TASK TO CARRY OUT = Write out the whole listing again, exactly as given.

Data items
───

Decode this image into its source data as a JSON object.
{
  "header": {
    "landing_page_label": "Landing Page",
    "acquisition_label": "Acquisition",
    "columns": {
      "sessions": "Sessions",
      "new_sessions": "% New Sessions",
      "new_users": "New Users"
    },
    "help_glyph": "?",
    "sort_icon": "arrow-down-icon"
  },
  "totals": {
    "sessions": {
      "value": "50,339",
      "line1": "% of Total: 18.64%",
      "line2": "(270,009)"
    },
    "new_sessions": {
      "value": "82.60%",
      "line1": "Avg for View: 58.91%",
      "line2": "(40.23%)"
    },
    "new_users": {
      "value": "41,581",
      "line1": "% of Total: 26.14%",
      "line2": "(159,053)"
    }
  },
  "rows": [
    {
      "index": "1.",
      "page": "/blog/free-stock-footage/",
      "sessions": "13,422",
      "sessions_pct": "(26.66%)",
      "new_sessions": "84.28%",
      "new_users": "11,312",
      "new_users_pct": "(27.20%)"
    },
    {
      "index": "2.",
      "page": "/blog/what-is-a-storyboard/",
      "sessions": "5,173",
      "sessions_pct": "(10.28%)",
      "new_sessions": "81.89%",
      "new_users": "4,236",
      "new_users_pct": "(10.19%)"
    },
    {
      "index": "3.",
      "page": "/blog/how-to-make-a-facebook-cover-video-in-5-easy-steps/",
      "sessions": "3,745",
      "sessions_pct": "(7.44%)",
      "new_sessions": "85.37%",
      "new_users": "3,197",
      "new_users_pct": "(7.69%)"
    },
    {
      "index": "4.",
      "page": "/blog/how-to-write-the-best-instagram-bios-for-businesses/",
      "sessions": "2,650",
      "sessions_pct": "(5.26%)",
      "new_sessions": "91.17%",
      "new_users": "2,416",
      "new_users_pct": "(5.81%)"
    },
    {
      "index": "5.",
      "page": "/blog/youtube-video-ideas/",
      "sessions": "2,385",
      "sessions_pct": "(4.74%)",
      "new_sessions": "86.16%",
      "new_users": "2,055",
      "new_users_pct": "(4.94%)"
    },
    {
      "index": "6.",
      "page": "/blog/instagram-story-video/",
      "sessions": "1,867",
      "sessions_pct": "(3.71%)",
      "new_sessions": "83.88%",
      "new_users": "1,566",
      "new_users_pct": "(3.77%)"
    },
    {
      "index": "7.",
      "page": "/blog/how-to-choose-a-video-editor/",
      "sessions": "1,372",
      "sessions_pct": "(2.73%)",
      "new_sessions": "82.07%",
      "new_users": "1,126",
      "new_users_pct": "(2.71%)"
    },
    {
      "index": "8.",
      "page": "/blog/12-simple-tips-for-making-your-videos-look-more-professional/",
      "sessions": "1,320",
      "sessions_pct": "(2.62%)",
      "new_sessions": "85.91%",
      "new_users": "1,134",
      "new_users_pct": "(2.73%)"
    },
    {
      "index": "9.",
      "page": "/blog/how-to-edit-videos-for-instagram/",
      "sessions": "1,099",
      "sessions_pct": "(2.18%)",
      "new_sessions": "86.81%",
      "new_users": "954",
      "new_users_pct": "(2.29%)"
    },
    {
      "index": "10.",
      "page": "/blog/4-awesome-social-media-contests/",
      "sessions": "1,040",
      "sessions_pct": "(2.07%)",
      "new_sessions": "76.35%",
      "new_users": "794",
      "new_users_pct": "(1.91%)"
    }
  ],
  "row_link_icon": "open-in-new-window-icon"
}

───

REPLY TO THE TASK =
Decode this image into its source data as a JSON object.
{
  "header": {
    "landing_page_label": "Landing Page",
    "acquisition_label": "Acquisition",
    "columns": {
      "sessions": "Sessions",
      "new_sessions": "% New Sessions",
      "new_users": "New Users"
    },
    "help_glyph": "?",
    "sort_icon": "arrow-down-icon"
  },
  "totals": {
    "sessions": {
      "value": "50,339",
      "line1": "% of Total: 18.64%",
      "line2": "(270,009)"
    },
    "new_sessions": {
      "value": "82.60%",
      "line1": "Avg for View: 58.91%",
      "line2": "(40.23%)"
    },
    "new_users": {
      "value": "41,581",
      "line1": "% of Total: 26.14%",
      "line2": "(159,053)"
    }
  },
  "rows": [
    {
      "index": "1.",
      "page": "/blog/free-stock-footage/",
      "sessions": "13,422",
      "sessions_pct": "(26.66%)",
      "new_sessions": "84.28%",
      "new_users": "11,312",
      "new_users_pct": "(27.20%)"
    },
    {
      "index": "2.",
      "page": "/blog/what-is-a-storyboard/",
      "sessions": "5,173",
      "sessions_pct": "(10.28%)",
      "new_sessions": "81.89%",
      "new_users": "4,236",
      "new_users_pct": "(10.19%)"
    },
    {
      "index": "3.",
      "page": "/blog/how-to-make-a-facebook-cover-video-in-5-easy-steps/",
      "sessions": "3,745",
      "sessions_pct": "(7.44%)",
      "new_sessions": "85.37%",
      "new_users": "3,197",
      "new_users_pct": "(7.69%)"
    },
    {
      "index": "4.",
      "page": "/blog/how-to-write-the-best-instagram-bios-for-businesses/",
      "sessions": "2,650",
      "sessions_pct": "(5.26%)",
      "new_sessions": "91.17%",
      "new_users": "2,416",
      "new_users_pct": "(5.81%)"
    },
    {
      "index": "5.",
      "page": "/blog/youtube-video-ideas/",
      "sessions": "2,385",
      "sessions_pct": "(4.74%)",
      "new_sessions": "86.16%",
      "new_users": "2,055",
      "new_users_pct": "(4.94%)"
    },
    {
      "index": "6.",
      "page": "/blog/instagram-story-video/",
      "sessions": "1,867",
      "sessions_pct": "(3.71%)",
      "new_sessions": "83.88%",
      "new_users": "1,566",
      "new_users_pct": "(3.77%)"
    },
    {
      "index": "7.",
      "page": "/blog/how-to-choose-a-video-editor/",
      "sessions": "1,372",
      "sessions_pct": "(2.73%)",
      "new_sessions": "82.07%",
      "new_users": "1,126",
      "new_users_pct": "(2.71%)"
    },
    {
      "index": "8.",
      "page": "/blog/12-simple-tips-for-making-your-videos-look-more-professional/",
      "sessions": "1,320",
      "sessions_pct": "(2.62%)",
      "new_sessions": "85.91%",
      "new_users": "1,134",
      "new_users_pct": "(2.73%)"
    },
    {
      "index": "9.",
      "page": "/blog/how-to-edit-videos-for-instagram/",
      "sessions": "1,099",
      "sessions_pct": "(2.18%)",
      "new_sessions": "86.81%",
      "new_users": "954",
      "new_users_pct": "(2.29%)"
    },
    {
      "index": "10.",
      "page": "/blog/4-awesome-social-media-contests/",
      "sessions": "1,040",
      "sessions_pct": "(2.07%)",
      "new_sessions": "76.35%",
      "new_users": "794",
      "new_users_pct": "(1.91%)"
    }
  ],
  "row_link_icon": "open-in-new-window-icon"
}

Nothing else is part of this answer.